### TEXT SHOWN
Mary Borysova: That’s interesting.

David Flinner: Probably the biggest ones are around diet. I’ve made so many changes to diet. I don’t eat candy anymore although I do eat desserts. I just found desserts that are better for me and not the packaged sugary Swedish fish or something. I eat a lot more along the Mediterranean style diet. Healthy greens, vegetables, fish, responsibly, raise beef, things like that. It changes your whole sleep. I think sleep is one of the key things that is really important for productivity and everything. It’s so related to metabolism. If you get poor sleep, you have really bad metabolism, you have bad everything the next day and then vice versa. If you make poor dietary choices or alcohol, it’s going to disrupt your sleep, it’s all very much intertwined.

Mary Borysova: Yeah and how did the definition of success has changed during the past years?

David Flinner: From a Levels perspective?

Mary Borysova: From your personal, those are just for your personal.

David Flinner: How has it changed? I feel like I’ve been so focused this year on Levels. That has been my primary success metric, so I don’t know if it’s changed but one thing that comes to mind is that this is not necessarily a change in success, but just a reminder on maybe the non-work things too that matter. My grandfather had some health issues this past year. I think just a reminder that your work is not the only success in your life.

David Flinner: It’s important to foster the other spheres in your life that are really important to you. There’s your work, your family, your friends, community, all these things. My grandfather’s health issues just reminded me how important it is that you spend quality time together and how grateful I am for that. That’s what comes to mind. You have to do your own prioritization, not just for product development, but for what matters to you in life and how do you allocate your time on things?

Mary Borysova: What was… let’s say, I can’t say the most valuable feedback you got but probably something you wish you knew before you received this feedback.

David Flinner: From a Levels perspective, I think this emerging theme of community. What we’re seeing is that there’s an organic community forming with the Levels early adopters. I think it would’ve been really nice to start some of that develop… Like fostering that and developing it into a product experience earlier on. I wish I had experimented a bit more with that. Right now the feedback’s coming in that there is this really growing good community of people that love to engage with each other. One of the big themes that we have as you even just stated, it can be scary to start Levels, you don’t really know what you’re doing.

David Flinner: I wish we had experimented a bit more with getting started cohorts and community based instead of single player mode for Levels in the early days. It’s still early days for Levels. We’re experimenting with that now, but I think that would be one of the biggest things that I’m hearing feedback now. I wish we had maybe started a little bit earlier.

Mary Borysova: For you personally?

David Flinner: I feel like it related to my past response. I maybe have spent too much time thinking about the company and not enough time on other things that matter, like community involvement or things like that. It was tough to navigate too with COVID because everything changes in your life and just getting involved more with the community stuff that we used to be more involved in prior to COVID, prior to Levels was really important to us. It’s just been a slipped as we’re all remote, isolated and there wasn’t really a structure for that. The internal feedback I have is I need to get back towards allocating more time towards that stuff.

Mary Borysova: That’s nice answer.

David Flinner: I haven’t solved that yet, but hopefully things just open up soon and we can go back to the life as it was.

Mary Borysova: Yeah.

David Flinner: Or something new and better.

Mary Borysova: Yeah. Thank you.

David Flinner: All right, take care.

### DATA UNDER STUDY
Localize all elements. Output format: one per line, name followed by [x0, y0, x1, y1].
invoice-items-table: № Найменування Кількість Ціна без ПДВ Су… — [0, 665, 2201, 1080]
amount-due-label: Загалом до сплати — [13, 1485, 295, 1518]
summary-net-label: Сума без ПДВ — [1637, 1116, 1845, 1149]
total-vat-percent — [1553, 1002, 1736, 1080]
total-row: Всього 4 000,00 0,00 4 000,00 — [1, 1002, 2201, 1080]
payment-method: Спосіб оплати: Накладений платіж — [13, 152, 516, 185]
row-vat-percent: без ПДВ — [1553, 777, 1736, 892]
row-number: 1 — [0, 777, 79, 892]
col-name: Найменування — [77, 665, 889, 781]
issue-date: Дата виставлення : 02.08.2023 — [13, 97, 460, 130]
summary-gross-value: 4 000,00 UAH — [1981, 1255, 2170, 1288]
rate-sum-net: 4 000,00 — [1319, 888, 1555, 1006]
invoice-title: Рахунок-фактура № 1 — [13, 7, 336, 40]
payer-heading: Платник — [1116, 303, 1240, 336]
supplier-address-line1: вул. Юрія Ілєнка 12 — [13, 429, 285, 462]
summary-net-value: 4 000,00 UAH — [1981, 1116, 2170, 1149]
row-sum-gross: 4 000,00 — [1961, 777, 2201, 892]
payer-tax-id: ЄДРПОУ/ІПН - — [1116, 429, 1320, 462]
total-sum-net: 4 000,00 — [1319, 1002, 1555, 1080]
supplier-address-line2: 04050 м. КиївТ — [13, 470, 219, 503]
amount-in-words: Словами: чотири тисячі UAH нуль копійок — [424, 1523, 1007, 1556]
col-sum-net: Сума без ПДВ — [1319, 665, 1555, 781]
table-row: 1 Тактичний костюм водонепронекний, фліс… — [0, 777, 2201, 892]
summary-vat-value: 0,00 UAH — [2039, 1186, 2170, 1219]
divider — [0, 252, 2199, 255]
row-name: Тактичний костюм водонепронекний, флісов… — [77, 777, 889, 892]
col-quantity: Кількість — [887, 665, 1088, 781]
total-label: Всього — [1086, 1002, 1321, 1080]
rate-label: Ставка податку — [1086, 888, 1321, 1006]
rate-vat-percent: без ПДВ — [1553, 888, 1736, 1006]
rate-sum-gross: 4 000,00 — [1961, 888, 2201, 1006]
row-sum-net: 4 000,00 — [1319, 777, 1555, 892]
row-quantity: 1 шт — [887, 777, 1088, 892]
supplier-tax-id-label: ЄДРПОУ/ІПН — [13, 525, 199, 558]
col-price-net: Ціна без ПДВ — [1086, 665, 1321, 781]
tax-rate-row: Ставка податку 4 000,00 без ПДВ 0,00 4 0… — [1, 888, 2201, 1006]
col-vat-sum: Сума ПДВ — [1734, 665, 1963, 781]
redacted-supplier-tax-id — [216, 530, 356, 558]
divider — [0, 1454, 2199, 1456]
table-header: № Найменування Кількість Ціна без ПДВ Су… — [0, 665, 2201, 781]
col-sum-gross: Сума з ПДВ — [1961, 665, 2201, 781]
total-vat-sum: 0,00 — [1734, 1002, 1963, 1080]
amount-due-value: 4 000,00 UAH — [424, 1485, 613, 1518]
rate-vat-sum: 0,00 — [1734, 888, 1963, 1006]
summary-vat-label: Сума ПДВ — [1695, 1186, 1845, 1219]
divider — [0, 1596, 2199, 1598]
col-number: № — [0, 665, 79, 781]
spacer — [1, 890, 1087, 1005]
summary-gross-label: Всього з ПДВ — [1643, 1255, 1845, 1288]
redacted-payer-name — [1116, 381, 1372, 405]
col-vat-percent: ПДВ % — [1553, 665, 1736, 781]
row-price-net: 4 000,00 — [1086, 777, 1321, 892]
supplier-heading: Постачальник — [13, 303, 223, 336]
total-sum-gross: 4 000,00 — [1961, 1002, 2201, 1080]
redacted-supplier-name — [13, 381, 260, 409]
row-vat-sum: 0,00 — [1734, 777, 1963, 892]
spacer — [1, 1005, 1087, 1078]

### EXERCISE INSTRUCTIONS
a) From the interview, return the passage starting with "Mary Borysova: For" and going on through "life as it was.".
b) In the interview, why does David Flinner say the community involvement he and others used to have before COVID slipped?

### PROBLEM SOLUTIONS
a)
Mary Borysova: For you personally?

David Flinner: I feel like it related to my past response. I maybe have spent too much time thinking about the company and not enough time on other things that matter, like community involvement or things like that. It was tough to navigate too with COVID because everything changes in your life and just getting involved more with the community stuff that we used to be more involved in prior to COVID, prior to Levels was really important to us. It’s just been a slipped as we’re all remote, isolated and there wasn’t really a structure for that. The internal feedback I have is I need to get back towards allocating more time towards that stuff.

Mary Borysova: That’s nice answer.

David Flinner: I haven’t solved that yet, but hopefully things just open up soon and we can go back to the life as it was.

b) It slipped because, with COVID, everyone was remote and isolated, and there wasn't really a structure for that kind of involvement.